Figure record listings

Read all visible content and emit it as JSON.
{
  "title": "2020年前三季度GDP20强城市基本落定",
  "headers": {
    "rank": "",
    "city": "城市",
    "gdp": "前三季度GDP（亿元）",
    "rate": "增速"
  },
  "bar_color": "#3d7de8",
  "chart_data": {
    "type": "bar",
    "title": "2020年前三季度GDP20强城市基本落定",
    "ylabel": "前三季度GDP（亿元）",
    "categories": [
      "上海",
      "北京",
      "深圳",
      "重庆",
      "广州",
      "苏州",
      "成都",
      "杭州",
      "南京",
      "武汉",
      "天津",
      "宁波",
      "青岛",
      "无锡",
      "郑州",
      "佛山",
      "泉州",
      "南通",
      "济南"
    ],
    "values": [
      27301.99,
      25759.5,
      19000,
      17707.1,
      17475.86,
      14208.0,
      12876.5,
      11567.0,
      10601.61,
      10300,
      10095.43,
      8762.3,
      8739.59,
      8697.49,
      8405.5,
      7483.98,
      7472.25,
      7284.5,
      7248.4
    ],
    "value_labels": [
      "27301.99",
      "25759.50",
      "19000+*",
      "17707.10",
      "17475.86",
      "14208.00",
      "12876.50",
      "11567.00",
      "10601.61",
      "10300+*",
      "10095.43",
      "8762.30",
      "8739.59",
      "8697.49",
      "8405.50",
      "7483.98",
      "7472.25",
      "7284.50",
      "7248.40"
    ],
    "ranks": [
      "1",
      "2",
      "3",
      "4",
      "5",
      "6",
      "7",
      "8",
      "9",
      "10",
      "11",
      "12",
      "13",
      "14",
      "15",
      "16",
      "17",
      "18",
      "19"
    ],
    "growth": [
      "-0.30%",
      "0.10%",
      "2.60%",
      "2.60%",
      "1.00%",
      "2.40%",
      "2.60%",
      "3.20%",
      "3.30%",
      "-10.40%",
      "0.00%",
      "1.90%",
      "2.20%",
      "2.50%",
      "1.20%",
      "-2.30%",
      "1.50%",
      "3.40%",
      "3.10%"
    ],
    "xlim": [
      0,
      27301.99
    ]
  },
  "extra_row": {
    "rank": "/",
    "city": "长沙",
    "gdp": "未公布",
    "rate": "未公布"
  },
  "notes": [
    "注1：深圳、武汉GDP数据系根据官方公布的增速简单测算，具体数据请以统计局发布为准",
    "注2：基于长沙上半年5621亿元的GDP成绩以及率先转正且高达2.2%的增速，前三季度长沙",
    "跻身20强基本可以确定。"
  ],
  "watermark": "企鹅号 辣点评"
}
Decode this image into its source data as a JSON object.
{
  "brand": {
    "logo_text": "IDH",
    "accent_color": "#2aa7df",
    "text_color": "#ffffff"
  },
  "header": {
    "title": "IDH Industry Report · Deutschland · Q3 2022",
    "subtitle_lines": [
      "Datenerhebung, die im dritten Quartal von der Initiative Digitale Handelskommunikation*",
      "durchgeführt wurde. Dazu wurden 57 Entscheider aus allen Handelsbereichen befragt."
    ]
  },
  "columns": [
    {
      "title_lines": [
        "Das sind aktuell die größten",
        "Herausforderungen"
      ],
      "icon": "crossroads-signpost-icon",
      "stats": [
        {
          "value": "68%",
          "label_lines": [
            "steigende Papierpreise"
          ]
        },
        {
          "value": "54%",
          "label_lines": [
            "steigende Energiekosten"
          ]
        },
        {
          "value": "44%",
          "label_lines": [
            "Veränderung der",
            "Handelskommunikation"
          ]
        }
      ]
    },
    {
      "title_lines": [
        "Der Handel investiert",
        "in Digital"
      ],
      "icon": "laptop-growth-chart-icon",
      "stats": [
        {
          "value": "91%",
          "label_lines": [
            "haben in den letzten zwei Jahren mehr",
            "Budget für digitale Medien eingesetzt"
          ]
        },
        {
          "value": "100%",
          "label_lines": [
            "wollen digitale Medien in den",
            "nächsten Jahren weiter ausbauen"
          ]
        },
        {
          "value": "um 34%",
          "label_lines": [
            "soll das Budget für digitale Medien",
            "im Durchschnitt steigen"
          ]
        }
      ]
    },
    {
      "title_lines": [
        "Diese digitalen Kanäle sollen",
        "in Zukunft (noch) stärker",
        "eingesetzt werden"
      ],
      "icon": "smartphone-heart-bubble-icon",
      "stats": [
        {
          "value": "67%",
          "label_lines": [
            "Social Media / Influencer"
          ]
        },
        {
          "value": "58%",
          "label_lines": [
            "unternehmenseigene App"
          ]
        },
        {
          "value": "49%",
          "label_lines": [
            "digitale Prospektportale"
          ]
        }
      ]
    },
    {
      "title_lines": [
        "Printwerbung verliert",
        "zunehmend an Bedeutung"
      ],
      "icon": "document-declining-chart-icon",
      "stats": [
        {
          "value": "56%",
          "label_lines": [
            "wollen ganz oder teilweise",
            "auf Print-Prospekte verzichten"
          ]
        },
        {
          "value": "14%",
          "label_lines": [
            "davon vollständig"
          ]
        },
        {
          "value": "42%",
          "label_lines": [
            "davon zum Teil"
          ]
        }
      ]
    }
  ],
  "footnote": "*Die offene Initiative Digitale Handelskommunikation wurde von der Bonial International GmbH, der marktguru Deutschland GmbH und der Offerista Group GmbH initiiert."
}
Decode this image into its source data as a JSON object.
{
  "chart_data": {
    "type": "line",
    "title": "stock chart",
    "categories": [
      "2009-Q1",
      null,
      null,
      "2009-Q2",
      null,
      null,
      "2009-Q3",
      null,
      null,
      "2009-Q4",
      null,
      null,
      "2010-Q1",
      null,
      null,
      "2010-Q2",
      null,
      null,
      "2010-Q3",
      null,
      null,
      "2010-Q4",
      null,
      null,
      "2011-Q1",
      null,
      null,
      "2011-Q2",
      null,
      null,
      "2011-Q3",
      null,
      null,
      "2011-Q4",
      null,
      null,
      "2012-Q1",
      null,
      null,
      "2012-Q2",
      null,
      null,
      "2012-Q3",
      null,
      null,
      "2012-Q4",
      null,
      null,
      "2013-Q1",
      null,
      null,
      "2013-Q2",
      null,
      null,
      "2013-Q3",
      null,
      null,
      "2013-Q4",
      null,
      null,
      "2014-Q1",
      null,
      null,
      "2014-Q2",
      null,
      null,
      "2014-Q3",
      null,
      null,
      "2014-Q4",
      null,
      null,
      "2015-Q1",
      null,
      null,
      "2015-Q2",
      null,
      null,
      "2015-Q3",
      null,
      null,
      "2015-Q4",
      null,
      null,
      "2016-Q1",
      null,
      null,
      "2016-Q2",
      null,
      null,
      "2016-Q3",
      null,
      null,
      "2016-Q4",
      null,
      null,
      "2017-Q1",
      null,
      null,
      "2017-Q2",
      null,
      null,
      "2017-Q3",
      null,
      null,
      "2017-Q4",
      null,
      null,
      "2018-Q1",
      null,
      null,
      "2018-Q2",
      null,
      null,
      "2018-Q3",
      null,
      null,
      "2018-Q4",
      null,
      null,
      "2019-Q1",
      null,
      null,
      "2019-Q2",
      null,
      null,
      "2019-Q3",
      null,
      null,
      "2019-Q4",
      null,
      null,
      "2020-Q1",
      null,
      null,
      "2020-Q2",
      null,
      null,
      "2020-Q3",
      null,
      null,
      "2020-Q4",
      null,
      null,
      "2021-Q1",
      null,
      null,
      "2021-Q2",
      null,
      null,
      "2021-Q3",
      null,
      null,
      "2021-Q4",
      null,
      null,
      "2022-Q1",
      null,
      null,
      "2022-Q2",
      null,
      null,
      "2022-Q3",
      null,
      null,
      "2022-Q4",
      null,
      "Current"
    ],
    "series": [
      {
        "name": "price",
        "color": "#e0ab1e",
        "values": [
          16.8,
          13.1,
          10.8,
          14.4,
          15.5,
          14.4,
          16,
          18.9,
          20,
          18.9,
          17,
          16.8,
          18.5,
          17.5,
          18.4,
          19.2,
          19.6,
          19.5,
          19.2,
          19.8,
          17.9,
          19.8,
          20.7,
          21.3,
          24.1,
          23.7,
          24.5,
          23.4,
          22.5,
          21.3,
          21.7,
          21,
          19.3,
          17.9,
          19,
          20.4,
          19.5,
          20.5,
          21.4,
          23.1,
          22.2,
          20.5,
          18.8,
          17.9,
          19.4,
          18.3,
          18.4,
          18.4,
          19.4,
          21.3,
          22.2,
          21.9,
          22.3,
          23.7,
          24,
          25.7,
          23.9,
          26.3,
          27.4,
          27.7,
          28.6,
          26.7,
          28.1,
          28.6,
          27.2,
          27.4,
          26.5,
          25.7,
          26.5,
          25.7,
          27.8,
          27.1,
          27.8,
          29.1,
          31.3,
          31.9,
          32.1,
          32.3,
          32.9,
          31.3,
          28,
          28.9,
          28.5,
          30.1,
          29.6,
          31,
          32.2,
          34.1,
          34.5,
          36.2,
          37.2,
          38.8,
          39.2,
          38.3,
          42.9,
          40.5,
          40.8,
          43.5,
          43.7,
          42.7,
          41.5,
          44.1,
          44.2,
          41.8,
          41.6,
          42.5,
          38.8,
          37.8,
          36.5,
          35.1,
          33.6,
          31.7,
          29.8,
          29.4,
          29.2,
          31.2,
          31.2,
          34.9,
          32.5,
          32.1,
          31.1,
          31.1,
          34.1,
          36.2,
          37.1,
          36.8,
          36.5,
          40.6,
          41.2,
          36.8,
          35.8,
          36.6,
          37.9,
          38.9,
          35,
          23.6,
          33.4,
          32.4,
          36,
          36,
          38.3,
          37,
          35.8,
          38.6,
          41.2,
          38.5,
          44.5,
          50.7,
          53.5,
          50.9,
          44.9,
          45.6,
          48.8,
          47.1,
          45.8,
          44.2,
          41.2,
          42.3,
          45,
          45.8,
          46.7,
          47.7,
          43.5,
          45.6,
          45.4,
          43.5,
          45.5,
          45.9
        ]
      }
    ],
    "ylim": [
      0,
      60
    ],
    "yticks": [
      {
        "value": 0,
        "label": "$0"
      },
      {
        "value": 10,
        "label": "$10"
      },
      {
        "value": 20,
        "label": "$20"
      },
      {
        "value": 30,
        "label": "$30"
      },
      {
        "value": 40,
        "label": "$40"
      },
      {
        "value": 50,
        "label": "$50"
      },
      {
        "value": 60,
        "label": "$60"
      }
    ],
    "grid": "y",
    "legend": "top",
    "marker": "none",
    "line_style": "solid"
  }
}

- PROBLEM TO SOLVE -
Locate the word "Initiative" in the entries, and copy every line where it is found.

- REPLY TO THE EXERCISE -
      "Datenerhebung, die im dritten Quartal von der Initiative Digitale Handelskommunikation*",
  "footnote": "*Die offene Initiative Digitale Handelskommunikation wurde von der Bonial International GmbH, der marktguru Deutschland GmbH und der Offerista Group GmbH initiiert."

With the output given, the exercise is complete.